◆ **What this task involves**
Arrange every line of the entries below as a numbered list, skipping blank lines and leaving the pictures out of your answer.

────────────────────────────────────────

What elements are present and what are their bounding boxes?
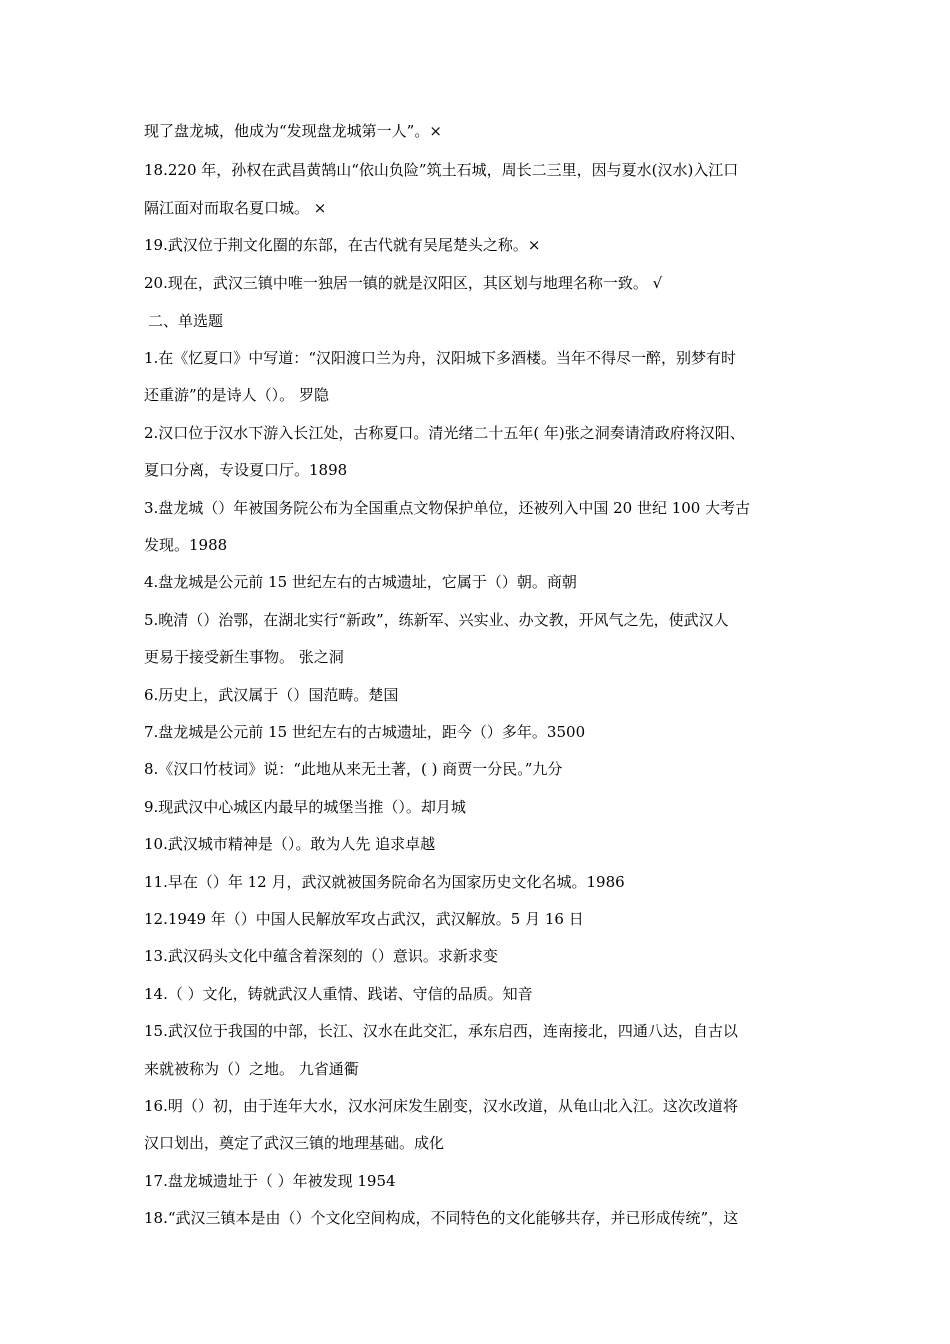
text-line: 6.历史上，武汉属于（）国范畴。楚国 [144, 686, 399, 704]
text-line: 9.现武汉中心城区内最早的城堡当推（）。却月城 [144, 798, 466, 816]
text-line: 8.《汉口竹枝词》说：“此地从来无土著，( ) 商贾一分民。”九分 [144, 760, 563, 778]
text-line: 18.220 年，孙权在武昌黄鹄山“依山负险”筑土石城，周长二三里，因与夏水(汉水)入江口 [144, 161, 739, 179]
text-line: 更易于接受新生事物。 张之洞 [144, 648, 344, 666]
text-line: 发现。1988 [144, 536, 228, 554]
text-line: 现了盘龙城，他成为“发现盘龙城第一人”。× [144, 122, 442, 140]
text-line: 11.早在（）年 12 月，武汉就被国务院命名为国家历史文化名城。1986 [144, 873, 625, 891]
text-line: 17.盘龙城遗址于（ ）年被发现 1954 [144, 1172, 396, 1190]
text-line: 14.（ ）文化，铸就武汉人重情、践诺、守信的品质。知音 [144, 985, 533, 1003]
text-line: 16.明（）初，由于连年大水，汉水河床发生剧变，汉水改道，从龟山北入江。这次改道将 [144, 1097, 738, 1115]
text-line: 还重游”的是诗人（）。 罗隐 [144, 386, 329, 404]
text-line: 10.武汉城市精神是（）。敢为人先 追求卓越 [144, 835, 436, 853]
text-line: 15.武汉位于我国的中部，长江、汉水在此交汇，承东启西，连南接北，四通八达，自古以 [144, 1022, 738, 1040]
text-line: 13.武汉码头文化中蕴含着深刻的（）意识。求新求变 [144, 947, 498, 965]
text-line: 2.汉口位于汉水下游入长江处，古称夏口。清光绪二十五年( 年)张之洞奏请清政府将汉阳、 [144, 424, 745, 442]
text-line: 18.“武汉三镇本是由（）个文化空间构成，不同特色的文化能够共存，并已形成传统”，这 [144, 1209, 739, 1227]
text-line: 5.晚清（）治鄂，在湖北实行“新政”，练新军、兴实业、办文教，开风气之先，使武汉人 [144, 611, 729, 629]
section-heading: 二、单选题 [148, 312, 224, 330]
text-line: 夏口分离，专设夏口厅。1898 [144, 461, 348, 479]
text-line: 20.现在，武汉三镇中唯一独居一镇的就是汉阳区，其区划与地理名称一致。 √ [144, 274, 663, 292]
text-line: 19.武汉位于荆文化圈的东部，在古代就有吴尾楚头之称。× [144, 236, 541, 254]
text-line: 4.盘龙城是公元前 15 世纪左右的古城遗址，它属于（）朝。商朝 [144, 573, 577, 591]
text-line: 7.盘龙城是公元前 15 世纪左右的古城遗址，距今（）多年。3500 [144, 723, 586, 741]
text-line: 1.在《忆夏口》中写道：“汉阳渡口兰为舟，汉阳城下多酒楼。当年不得尽一醉，别梦有时 [144, 349, 736, 367]
text-line: 来就被称为（）之地。 九省通衢 [144, 1060, 359, 1078]
text-line: 12.1949 年（）中国人民解放军攻占武汉，武汉解放。5 月 16 日 [144, 910, 584, 928]
text-line: 隔江面对而取名夏口城。 × [144, 199, 327, 217]
text-line: 3.盘龙城（）年被国务院公布为全国重点文物保护单位，还被列入中国 20 世纪 100 大考古 [144, 499, 751, 517]
text-line: 汉口划出，奠定了武汉三镇的地理基础。成化 [144, 1134, 445, 1152]
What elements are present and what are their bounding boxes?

────────────────────────────────────────

◆ **Result**
1. What elements are present and what are their bounding boxes?
2. text-line: 6.历史上，武汉属于（）国范畴。楚国 [144, 686, 399, 704]
3. text-line: 9.现武汉中心城区内最早的城堡当推（）。却月城 [144, 798, 466, 816]
4. text-line: 8.《汉口竹枝词》说：“此地从来无土著，( ) 商贾一分民。”九分 [144, 760, 563, 778]
5. text-line: 18.220 年，孙权在武昌黄鹄山“依山负险”筑土石城，周长二三里，因与夏水(汉水)入江口 [144, 161, 739, 179]
6. text-line: 更易于接受新生事物。 张之洞 [144, 648, 344, 666]
7. text-line: 发现。1988 [144, 536, 228, 554]
8. text-line: 现了盘龙城，他成为“发现盘龙城第一人”。× [144, 122, 442, 140]
9. text-line: 11.早在（）年 12 月，武汉就被国务院命名为国家历史文化名城。1986 [144, 873, 625, 891]
10. text-line: 17.盘龙城遗址于（ ）年被发现 1954 [144, 1172, 396, 1190]
11. text-line: 14.（ ）文化，铸就武汉人重情、践诺、守信的品质。知音 [144, 985, 533, 1003]
12. text-line: 16.明（）初，由于连年大水，汉水河床发生剧变，汉水改道，从龟山北入江。这次改道将 [144, 1097, 738, 1115]
13. text-line: 还重游”的是诗人（）。 罗隐 [144, 386, 329, 404]
14. text-line: 10.武汉城市精神是（）。敢为人先 追求卓越 [144, 835, 436, 853]
15. text-line: 15.武汉位于我国的中部，长江、汉水在此交汇，承东启西，连南接北，四通八达，自古以 [144, 1022, 738, 1040]
16. text-line: 13.武汉码头文化中蕴含着深刻的（）意识。求新求变 [144, 947, 498, 965]
17. text-line: 2.汉口位于汉水下游入长江处，古称夏口。清光绪二十五年( 年)张之洞奏请清政府将汉阳、 [144, 424, 745, 442]
18. text-line: 18.“武汉三镇本是由（）个文化空间构成，不同特色的文化能够共存，并已形成传统”，这 [144, 1209, 739, 1227]
19. text-line: 5.晚清（）治鄂，在湖北实行“新政”，练新军、兴实业、办文教，开风气之先，使武汉人 [144, 611, 729, 629]
20. section-heading: 二、单选题 [148, 312, 224, 330]
21. text-line: 夏口分离，专设夏口厅。1898 [144, 461, 348, 479]
22. text-line: 20.现在，武汉三镇中唯一独居一镇的就是汉阳区，其区划与地理名称一致。 √ [144, 274, 663, 292]
23. text-line: 19.武汉位于荆文化圈的东部，在古代就有吴尾楚头之称。× [144, 236, 541, 254]
24. text-line: 4.盘龙城是公元前 15 世纪左右的古城遗址，它属于（）朝。商朝 [144, 573, 577, 591]
25. text-line: 7.盘龙城是公元前 15 世纪左右的古城遗址，距今（）多年。3500 [144, 723, 586, 741]
26. text-line: 1.在《忆夏口》中写道：“汉阳渡口兰为舟，汉阳城下多酒楼。当年不得尽一醉，别梦有时 [144, 349, 736, 367]
27. text-line: 来就被称为（）之地。 九省通衢 [144, 1060, 359, 1078]
28. text-line: 12.1949 年（）中国人民解放军攻占武汉，武汉解放。5 月 16 日 [144, 910, 584, 928]
29. text-line: 隔江面对而取名夏口城。 × [144, 199, 327, 217]
30. text-line: 3.盘龙城（）年被国务院公布为全国重点文物保护单位，还被列入中国 20 世纪 100 大考古 [144, 499, 751, 517]
31. text-line: 汉口划出，奠定了武汉三镇的地理基础。成化 [144, 1134, 445, 1152]
32. What elements are present and what are their bounding boxes?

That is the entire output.